Using the listing that follows, return every line with the word "ställer".
START MATERIAL FOR THIS EXERCISE
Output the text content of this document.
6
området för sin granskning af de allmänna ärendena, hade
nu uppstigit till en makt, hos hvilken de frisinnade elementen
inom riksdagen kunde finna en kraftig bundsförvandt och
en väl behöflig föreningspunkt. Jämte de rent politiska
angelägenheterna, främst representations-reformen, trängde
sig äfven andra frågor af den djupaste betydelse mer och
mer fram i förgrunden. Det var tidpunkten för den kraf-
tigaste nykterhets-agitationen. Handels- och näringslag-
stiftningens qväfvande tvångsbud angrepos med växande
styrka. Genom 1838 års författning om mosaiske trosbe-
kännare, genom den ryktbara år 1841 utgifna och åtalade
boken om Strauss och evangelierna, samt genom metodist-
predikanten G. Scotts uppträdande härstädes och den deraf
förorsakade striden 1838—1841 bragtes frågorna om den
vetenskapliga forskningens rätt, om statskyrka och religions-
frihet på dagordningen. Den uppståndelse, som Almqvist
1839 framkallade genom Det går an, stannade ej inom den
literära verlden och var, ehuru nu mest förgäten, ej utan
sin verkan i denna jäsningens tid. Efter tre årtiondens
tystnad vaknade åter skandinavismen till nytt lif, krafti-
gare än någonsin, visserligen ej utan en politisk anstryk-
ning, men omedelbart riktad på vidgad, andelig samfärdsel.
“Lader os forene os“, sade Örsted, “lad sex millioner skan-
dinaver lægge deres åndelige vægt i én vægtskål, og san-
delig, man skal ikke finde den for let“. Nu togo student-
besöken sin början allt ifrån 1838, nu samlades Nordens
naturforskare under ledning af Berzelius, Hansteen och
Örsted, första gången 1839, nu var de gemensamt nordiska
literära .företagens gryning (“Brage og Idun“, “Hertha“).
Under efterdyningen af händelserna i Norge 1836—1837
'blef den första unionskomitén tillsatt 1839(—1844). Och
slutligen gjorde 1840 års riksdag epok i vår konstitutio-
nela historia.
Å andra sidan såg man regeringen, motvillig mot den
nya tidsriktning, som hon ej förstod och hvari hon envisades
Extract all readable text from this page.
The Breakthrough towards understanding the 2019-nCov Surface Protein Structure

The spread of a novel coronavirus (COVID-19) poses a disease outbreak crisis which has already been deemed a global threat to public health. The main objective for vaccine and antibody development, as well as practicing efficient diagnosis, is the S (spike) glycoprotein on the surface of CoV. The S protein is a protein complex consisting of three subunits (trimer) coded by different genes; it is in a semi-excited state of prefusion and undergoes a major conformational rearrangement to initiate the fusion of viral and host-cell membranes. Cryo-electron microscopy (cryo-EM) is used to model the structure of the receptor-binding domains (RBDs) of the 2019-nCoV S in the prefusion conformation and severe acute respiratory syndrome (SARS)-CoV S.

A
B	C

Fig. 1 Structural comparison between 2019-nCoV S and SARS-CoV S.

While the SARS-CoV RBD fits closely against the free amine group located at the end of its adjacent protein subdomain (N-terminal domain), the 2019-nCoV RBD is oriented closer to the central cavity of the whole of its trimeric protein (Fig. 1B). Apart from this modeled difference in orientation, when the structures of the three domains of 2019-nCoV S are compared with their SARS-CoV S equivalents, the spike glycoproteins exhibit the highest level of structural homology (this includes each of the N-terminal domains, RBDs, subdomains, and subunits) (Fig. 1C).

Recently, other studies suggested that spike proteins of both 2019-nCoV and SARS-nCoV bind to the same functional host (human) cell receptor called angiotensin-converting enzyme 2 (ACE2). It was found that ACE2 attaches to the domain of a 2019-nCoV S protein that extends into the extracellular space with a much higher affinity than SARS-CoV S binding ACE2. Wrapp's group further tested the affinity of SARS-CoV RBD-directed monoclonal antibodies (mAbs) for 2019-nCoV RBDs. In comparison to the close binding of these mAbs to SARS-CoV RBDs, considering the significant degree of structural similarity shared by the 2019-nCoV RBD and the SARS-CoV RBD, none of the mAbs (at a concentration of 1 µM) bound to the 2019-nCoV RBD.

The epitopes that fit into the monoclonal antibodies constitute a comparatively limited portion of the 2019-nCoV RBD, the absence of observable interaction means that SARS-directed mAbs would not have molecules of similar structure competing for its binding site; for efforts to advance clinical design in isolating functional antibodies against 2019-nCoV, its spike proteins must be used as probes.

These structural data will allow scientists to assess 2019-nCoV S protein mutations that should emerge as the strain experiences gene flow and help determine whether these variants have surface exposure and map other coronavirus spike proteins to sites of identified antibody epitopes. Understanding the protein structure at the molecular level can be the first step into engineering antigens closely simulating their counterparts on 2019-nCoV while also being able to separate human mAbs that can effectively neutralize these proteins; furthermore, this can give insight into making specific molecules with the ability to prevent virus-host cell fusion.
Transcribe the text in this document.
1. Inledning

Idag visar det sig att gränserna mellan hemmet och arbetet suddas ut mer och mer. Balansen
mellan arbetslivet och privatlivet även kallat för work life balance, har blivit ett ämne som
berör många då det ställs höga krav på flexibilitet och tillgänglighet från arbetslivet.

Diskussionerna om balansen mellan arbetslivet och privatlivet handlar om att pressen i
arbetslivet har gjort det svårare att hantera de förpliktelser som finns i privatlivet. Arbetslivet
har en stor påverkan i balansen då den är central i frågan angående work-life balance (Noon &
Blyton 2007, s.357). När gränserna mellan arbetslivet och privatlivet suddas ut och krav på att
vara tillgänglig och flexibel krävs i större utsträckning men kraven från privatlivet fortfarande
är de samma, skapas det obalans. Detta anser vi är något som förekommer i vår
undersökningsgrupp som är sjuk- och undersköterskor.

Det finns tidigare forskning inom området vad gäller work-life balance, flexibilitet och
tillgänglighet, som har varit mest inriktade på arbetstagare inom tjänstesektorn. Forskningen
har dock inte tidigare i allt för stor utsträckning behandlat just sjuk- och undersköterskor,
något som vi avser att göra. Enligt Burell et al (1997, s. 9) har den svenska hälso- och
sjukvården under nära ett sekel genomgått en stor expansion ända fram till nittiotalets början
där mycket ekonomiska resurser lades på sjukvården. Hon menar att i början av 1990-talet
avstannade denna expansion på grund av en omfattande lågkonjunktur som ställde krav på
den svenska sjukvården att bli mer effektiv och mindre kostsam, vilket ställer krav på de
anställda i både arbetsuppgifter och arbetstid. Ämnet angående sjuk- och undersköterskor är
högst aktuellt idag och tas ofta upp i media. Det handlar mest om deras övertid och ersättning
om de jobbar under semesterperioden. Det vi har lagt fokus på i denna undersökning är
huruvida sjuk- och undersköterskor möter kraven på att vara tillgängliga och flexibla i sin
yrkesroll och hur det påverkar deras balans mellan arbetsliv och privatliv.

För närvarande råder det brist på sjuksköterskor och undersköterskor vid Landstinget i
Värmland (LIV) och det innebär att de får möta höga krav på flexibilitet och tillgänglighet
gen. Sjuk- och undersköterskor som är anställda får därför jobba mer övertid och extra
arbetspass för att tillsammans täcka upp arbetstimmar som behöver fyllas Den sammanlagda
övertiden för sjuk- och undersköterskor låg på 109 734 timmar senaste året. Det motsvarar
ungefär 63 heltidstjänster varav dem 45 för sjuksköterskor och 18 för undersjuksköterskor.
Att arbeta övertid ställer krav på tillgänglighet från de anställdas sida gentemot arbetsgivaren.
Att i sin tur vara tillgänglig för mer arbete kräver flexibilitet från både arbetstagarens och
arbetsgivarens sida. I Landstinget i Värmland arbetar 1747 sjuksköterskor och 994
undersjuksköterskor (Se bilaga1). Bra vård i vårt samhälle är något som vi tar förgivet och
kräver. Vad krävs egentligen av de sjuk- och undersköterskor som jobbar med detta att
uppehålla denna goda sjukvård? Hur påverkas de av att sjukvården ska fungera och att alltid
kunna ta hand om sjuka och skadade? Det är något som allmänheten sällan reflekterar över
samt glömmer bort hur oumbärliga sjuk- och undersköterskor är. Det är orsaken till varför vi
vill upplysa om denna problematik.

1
END MATERIAL FOR THIS EXERCISE
SOLUTION BELOW:
den svenska sjukvården att bli mer effektiv och mindre kostsam, vilket ställer krav på de
Att arbeta övertid ställer krav på tillgänglighet från de anställdas sida gentemot arbetsgivaren.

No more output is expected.